:: Text section ::
# # #

Senate debates
Tuesday, 13 May 2008
Condolences
Hon. John Norman Button
5:38 pm
Rod Kemp (Victoria, Liberal Party) Share this | Hansard source
I rise to support the condolence motion on the death of our former colleague John Button. The previous speakers have outlined in quite some detail the achievements of John Button as a Labor Party activist, as a reformer, as a minister, and his work as Leader of the Government in the Senate. I attended the state funeral for John Button held at St Michael’s Uniting Church in Melbourne. Not surprisingly, the church was very crowded indeed and I was pleased to see so many of my Liberal colleagues there in attendance. Dr Francis Macnab, the former state premier John Cain, the former Governor-General Bill Hayden, the former ALP state minister Jim Kennan and Morag Fraser delivered, to be quite frank, absolutely outstanding tributes to John Button. His son James Button spoke movingly of his father, and Nick Button read a poem written by Peter Gebhardt in tribute to John Button.
Our careers overlapped in the Senate by just three years. There was no doubt, as other speakers have drawn to our attention, that John Button was a consummate parliamentary performer: confident, well briefed, and always ready with wit to deal with some troublesome senators—and I bore my fair share of Button’s wit from time to time. He used to refer to me as coming from ‘that rusty old think tank, the IPA’, and occasionally would refer to me as ‘Old Think Tank’.
Early on, he had worked out that my father’s views on industry policy were somewhat closer to his position than my own, and he would sometimes speak in glowing terms about my father in the hope that this would cause some family annoyance and tension. It certainly did not annoy my dad, and my father kept on telling me that I was far too harsh on John Button. He recalled one time—and this gave John Button great amusement—when he said that if my father could hear my views he would roll over in his grave, and I called out that that would be difficult as my father was not dead yet. John Button rather enjoyed this exchange and repeated it to me years later.
Some years ago, I bumped into John Button in Collins Street and he said that we should have lunch together. We had a number of these lunches and, when I asked curiously why he would want to have lunch with me, he said, rather kindly I thought, that he would rather have lunch with an employed Liberal minister than an unemployed, complaining, Labor ex-minister. He was, as everybody knows, just great company, and we had frank exchanges of political gossip. On one occasion we discussed a new book I had published on historic parliamentary speeches and he asked me to send him a copy. I received a very gracious letter in reply, and this is what his letter said:
Dear Rod,
Many thanks for sending me a copy of your book ‘Speaking for Australia’.
You are a strange person. Any politician who keeps his promises can only be so described. And when the promise is made ‘on the wing’ in Collins Street, well what does one say.

# # #

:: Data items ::
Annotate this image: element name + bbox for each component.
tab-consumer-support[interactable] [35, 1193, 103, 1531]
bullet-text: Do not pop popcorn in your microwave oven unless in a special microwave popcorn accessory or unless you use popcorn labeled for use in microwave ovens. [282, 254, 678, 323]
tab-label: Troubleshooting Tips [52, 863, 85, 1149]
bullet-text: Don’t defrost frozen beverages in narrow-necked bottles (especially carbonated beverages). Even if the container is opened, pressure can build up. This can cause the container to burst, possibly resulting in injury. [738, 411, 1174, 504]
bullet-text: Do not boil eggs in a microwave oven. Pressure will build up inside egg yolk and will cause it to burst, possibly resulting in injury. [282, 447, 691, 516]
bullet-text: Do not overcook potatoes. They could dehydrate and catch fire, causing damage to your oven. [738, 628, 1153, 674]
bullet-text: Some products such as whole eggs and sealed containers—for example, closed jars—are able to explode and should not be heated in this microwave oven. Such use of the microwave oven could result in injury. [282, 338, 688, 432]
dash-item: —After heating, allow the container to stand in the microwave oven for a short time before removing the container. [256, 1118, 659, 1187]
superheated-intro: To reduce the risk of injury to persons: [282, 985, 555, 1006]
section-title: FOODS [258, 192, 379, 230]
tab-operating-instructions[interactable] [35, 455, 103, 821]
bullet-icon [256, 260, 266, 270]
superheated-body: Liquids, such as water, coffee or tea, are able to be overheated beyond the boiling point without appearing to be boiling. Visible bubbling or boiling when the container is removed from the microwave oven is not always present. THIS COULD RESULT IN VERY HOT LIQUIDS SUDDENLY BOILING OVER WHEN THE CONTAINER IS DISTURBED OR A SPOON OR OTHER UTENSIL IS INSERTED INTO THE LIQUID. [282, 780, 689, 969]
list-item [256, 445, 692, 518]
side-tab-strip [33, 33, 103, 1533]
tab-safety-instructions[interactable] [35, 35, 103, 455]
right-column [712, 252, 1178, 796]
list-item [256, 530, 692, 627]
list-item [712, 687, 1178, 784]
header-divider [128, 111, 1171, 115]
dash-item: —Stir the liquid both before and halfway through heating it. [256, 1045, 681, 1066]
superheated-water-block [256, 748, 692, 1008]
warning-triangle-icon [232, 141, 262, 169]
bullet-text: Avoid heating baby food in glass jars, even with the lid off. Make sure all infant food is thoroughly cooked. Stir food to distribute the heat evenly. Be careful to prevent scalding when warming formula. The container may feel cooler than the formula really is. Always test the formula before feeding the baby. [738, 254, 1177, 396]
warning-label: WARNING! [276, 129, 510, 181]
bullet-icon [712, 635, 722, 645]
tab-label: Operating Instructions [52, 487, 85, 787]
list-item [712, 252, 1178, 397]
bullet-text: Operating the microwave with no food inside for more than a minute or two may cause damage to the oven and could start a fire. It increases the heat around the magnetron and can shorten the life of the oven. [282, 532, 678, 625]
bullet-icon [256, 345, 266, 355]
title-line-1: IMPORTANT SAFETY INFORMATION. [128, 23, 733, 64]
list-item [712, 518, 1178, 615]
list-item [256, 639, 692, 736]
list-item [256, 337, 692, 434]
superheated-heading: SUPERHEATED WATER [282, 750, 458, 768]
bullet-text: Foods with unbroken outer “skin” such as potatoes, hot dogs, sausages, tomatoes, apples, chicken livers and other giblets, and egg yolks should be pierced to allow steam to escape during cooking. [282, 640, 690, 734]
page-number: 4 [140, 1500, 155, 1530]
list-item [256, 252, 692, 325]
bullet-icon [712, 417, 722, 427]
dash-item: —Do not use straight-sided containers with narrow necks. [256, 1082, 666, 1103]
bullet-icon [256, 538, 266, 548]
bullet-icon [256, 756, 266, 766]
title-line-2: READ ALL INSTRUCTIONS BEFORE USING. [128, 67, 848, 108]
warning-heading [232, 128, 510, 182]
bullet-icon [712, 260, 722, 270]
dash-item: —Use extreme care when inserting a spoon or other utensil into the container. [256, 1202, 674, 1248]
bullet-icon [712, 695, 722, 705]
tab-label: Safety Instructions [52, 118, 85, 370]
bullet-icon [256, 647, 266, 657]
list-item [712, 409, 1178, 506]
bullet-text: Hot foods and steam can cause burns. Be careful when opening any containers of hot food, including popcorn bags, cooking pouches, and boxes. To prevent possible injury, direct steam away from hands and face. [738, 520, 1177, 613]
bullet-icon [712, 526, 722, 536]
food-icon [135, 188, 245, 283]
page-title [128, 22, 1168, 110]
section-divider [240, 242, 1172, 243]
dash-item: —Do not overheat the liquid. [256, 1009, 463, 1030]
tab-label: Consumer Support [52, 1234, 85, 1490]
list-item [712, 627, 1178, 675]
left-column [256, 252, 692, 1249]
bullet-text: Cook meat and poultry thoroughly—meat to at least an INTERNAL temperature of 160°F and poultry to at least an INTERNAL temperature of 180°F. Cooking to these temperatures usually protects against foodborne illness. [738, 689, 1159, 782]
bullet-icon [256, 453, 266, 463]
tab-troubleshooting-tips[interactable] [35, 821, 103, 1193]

# # #

:: Required actions ::
A – In the condolence speech, where was John Button's state funeral held?
B – Reproduce the condolence speech from "You are a strange" up to and including "does one say.".

:: Response list ::
A – St Michael’s Uniting Church in Melbourne.

B –
You are a strange person. Any politician who keeps his promises can only be so described. And when the promise is made ‘on the wing’ in Collins Street, well what does one say.